** STATED GOAL **
Copy every line of the records below exactly, character for character.

** EXTRACTED ENTRIES **
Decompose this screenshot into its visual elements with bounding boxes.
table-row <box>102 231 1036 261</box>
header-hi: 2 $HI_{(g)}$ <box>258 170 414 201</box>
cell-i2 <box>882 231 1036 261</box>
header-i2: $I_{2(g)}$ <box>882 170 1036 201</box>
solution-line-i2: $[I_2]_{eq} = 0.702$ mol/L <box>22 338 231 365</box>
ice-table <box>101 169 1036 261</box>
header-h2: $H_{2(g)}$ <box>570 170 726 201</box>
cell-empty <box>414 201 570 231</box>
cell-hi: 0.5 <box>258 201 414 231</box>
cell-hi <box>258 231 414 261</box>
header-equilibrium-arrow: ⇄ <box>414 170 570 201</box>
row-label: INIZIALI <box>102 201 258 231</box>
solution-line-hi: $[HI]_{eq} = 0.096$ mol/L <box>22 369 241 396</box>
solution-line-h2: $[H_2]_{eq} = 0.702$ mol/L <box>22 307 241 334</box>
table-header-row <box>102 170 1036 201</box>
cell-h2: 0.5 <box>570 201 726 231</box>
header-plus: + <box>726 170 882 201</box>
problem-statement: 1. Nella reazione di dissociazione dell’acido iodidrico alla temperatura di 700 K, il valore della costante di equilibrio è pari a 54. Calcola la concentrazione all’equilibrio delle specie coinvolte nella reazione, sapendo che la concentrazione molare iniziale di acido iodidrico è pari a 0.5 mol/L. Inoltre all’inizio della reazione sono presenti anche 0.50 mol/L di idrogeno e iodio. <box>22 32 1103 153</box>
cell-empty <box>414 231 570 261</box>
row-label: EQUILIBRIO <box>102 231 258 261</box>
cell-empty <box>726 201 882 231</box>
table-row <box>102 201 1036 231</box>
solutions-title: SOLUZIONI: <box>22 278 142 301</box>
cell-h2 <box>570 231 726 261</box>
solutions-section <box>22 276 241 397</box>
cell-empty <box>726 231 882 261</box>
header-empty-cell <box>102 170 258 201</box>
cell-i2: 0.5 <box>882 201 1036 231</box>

** EXERCISE RESULT **
Decompose this screenshot into its visual elements with bounding boxes.
table-row <box>102 231 1036 261</box>
header-hi: 2 $HI_{(g)}$ <box>258 170 414 201</box>
cell-i2 <box>882 231 1036 261</box>
header-i2: $I_{2(g)}$ <box>882 170 1036 201</box>
solution-line-i2: $[I_2]_{eq} = 0.702$ mol/L <box>22 338 231 365</box>
ice-table <box>101 169 1036 261</box>
header-h2: $H_{2(g)}$ <box>570 170 726 201</box>
cell-empty <box>414 201 570 231</box>
cell-hi: 0.5 <box>258 201 414 231</box>
cell-hi <box>258 231 414 261</box>
header-equilibrium-arrow: ⇄ <box>414 170 570 201</box>
row-label: INIZIALI <box>102 201 258 231</box>
solution-line-hi: $[HI]_{eq} = 0.096$ mol/L <box>22 369 241 396</box>
solution-line-h2: $[H_2]_{eq} = 0.702$ mol/L <box>22 307 241 334</box>
table-header-row <box>102 170 1036 201</box>
cell-h2: 0.5 <box>570 201 726 231</box>
header-plus: + <box>726 170 882 201</box>
problem-statement: 1. Nella reazione di dissociazione dell’acido iodidrico alla temperatura di 700 K, il valore della costante di equilibrio è pari a 54. Calcola la concentrazione all’equilibrio delle specie coinvolte nella reazione, sapendo che la concentrazione molare iniziale di acido iodidrico è pari a 0.5 mol/L. Inoltre all’inizio della reazione sono presenti anche 0.50 mol/L di idrogeno e iodio. <box>22 32 1103 153</box>
cell-empty <box>414 231 570 261</box>
row-label: EQUILIBRIO <box>102 231 258 261</box>
cell-empty <box>726 201 882 231</box>
table-row <box>102 201 1036 231</box>
solutions-title: SOLUZIONI: <box>22 278 142 301</box>
cell-h2 <box>570 231 726 261</box>
solutions-section <box>22 276 241 397</box>
cell-empty <box>726 231 882 261</box>
header-empty-cell <box>102 170 258 201</box>
cell-i2: 0.5 <box>882 201 1036 231</box>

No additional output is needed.